# SUPPLIED DATA

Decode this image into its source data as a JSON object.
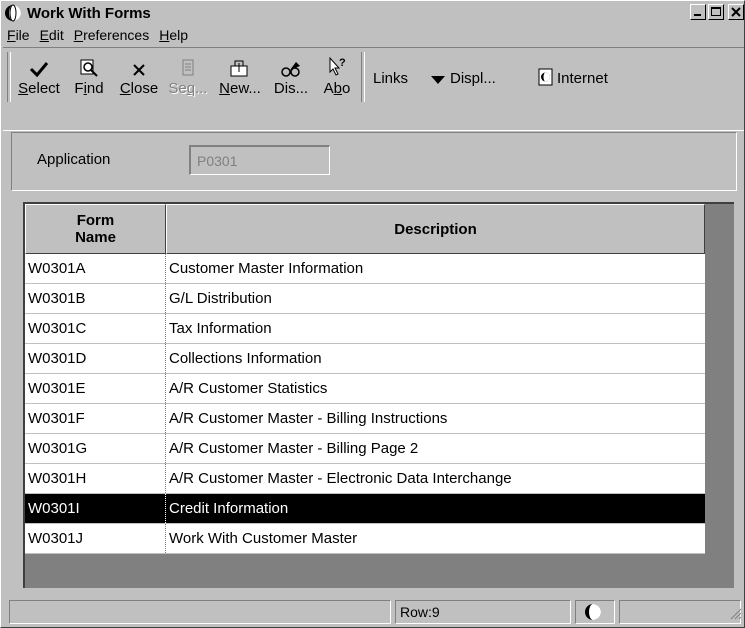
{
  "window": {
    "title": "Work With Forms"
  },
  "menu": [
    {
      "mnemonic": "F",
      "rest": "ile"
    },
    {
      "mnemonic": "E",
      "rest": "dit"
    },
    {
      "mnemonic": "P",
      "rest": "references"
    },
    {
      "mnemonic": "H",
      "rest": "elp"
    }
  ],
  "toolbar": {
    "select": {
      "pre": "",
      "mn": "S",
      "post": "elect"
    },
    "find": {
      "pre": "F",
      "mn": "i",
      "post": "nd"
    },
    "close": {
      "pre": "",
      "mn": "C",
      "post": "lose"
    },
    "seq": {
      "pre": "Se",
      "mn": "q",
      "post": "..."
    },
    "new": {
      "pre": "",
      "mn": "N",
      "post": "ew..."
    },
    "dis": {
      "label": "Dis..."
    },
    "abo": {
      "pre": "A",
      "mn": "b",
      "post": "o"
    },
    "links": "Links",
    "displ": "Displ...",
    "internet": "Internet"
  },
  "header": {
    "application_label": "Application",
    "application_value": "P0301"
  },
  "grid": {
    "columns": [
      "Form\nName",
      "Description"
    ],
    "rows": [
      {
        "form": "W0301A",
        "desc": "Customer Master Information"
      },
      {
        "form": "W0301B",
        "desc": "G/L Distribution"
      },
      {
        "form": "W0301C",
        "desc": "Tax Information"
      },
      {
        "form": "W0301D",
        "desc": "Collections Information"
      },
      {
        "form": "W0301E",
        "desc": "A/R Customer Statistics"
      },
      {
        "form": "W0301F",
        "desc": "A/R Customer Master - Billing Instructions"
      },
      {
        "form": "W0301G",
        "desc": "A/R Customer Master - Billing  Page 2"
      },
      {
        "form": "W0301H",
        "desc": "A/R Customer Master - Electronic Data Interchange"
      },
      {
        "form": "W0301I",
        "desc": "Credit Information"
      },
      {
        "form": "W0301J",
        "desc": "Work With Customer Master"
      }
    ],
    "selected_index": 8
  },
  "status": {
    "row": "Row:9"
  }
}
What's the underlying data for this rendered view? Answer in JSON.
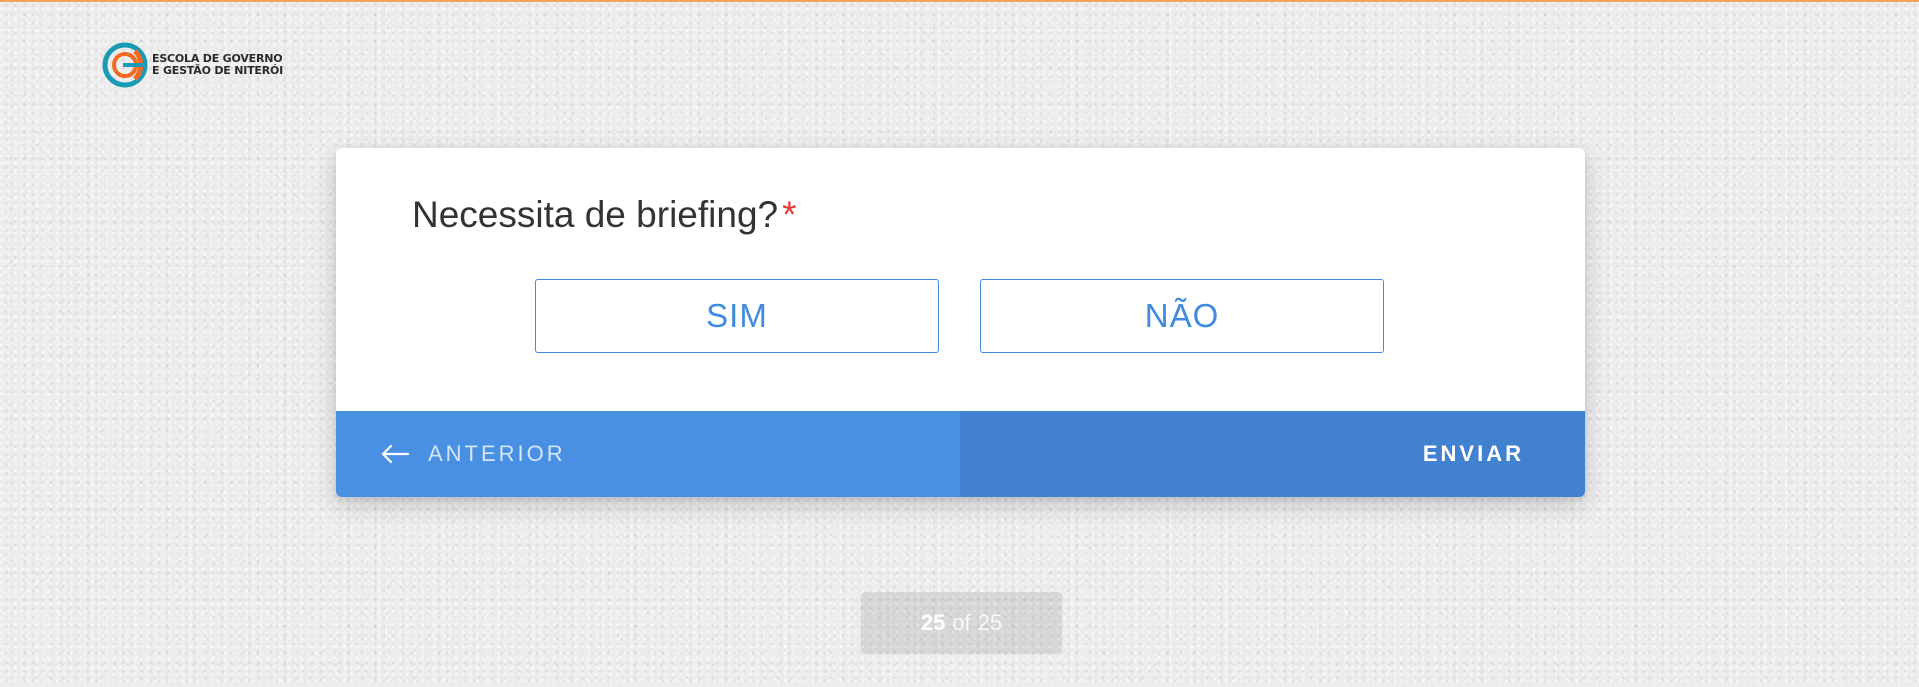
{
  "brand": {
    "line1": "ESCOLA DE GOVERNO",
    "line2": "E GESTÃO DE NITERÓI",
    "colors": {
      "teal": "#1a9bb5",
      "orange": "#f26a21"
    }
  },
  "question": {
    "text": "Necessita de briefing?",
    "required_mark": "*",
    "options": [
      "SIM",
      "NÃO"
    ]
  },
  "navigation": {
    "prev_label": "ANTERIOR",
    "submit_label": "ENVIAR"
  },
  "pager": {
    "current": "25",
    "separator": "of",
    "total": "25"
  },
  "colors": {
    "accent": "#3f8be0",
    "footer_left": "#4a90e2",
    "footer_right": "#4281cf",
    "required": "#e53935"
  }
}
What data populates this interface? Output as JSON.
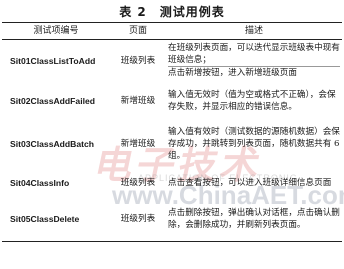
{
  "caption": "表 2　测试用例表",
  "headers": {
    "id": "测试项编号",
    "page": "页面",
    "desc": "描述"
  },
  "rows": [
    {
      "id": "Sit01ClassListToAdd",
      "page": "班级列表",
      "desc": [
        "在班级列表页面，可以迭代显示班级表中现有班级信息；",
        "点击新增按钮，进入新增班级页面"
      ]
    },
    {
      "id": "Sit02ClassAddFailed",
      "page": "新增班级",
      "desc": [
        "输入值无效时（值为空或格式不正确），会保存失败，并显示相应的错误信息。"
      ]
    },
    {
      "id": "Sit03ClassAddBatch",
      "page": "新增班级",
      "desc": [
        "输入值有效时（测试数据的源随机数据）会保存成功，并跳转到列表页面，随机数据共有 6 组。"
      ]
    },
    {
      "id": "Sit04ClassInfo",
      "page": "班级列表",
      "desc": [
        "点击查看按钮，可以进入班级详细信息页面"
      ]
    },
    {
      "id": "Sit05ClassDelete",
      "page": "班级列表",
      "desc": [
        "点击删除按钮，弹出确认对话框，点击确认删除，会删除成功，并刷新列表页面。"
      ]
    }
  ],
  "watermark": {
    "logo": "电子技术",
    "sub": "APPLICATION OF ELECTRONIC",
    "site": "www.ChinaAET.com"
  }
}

---

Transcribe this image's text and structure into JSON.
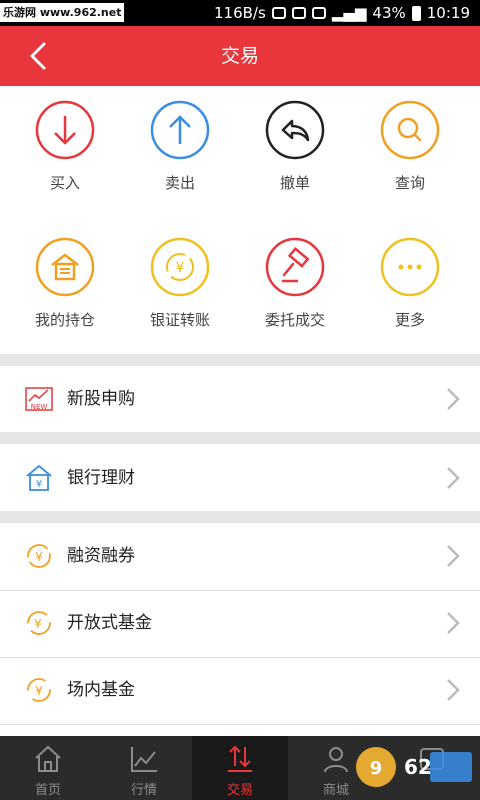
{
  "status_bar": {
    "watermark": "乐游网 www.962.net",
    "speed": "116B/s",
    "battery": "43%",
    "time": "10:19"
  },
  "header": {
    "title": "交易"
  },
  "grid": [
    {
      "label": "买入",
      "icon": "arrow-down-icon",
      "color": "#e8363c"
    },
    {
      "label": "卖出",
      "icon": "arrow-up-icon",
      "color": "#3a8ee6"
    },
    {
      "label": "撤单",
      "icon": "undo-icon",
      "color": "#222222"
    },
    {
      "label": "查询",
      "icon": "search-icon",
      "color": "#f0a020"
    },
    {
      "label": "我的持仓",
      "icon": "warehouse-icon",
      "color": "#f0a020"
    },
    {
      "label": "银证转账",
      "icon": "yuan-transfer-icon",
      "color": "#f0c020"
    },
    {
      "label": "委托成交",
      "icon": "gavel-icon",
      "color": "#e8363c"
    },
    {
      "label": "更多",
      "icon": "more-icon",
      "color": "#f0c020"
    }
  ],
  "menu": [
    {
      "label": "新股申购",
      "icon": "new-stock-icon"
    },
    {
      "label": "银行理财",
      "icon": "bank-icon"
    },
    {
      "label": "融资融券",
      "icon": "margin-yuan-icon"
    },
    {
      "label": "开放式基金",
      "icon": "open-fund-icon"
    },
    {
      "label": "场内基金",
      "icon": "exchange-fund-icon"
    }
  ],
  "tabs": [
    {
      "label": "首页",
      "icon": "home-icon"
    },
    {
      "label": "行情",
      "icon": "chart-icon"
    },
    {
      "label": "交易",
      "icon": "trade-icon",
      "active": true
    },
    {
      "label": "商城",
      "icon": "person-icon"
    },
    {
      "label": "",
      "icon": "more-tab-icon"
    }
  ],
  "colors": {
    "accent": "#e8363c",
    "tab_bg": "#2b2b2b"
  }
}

* * *

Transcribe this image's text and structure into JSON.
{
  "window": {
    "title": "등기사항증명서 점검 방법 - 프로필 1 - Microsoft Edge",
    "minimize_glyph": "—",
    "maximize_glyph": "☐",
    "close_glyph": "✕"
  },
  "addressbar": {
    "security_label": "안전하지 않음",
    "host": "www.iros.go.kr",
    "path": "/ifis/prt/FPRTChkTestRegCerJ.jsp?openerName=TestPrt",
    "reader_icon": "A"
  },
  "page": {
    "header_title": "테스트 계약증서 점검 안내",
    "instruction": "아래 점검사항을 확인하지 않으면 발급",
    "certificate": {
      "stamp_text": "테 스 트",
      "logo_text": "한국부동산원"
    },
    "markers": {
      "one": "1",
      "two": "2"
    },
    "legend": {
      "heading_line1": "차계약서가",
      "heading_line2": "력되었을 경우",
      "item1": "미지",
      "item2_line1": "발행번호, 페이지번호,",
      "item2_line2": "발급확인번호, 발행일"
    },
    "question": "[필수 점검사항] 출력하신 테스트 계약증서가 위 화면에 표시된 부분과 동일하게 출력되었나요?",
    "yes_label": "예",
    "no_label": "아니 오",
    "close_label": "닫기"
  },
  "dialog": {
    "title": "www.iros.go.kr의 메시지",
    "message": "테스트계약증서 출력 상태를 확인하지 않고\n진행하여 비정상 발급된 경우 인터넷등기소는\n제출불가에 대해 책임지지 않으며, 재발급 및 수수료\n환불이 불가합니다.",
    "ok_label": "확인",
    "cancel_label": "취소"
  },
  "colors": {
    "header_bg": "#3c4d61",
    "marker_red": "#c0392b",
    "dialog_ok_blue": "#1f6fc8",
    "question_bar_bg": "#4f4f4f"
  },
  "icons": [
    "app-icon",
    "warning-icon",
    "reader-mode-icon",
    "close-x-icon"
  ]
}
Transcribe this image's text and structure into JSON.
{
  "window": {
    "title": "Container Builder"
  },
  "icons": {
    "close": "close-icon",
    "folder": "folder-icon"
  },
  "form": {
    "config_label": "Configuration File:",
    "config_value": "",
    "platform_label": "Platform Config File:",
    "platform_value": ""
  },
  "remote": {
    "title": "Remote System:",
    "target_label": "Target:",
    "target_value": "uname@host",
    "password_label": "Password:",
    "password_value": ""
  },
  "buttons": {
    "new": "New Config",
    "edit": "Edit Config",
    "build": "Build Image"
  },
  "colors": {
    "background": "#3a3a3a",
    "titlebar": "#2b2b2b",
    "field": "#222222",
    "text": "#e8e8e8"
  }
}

# TASK DIRECTIONS
In the records, locate each line holding the string "host" and copy it.

# THE ANSWER
    "host": "www.iros.go.kr",
    "target_value": "uname@host",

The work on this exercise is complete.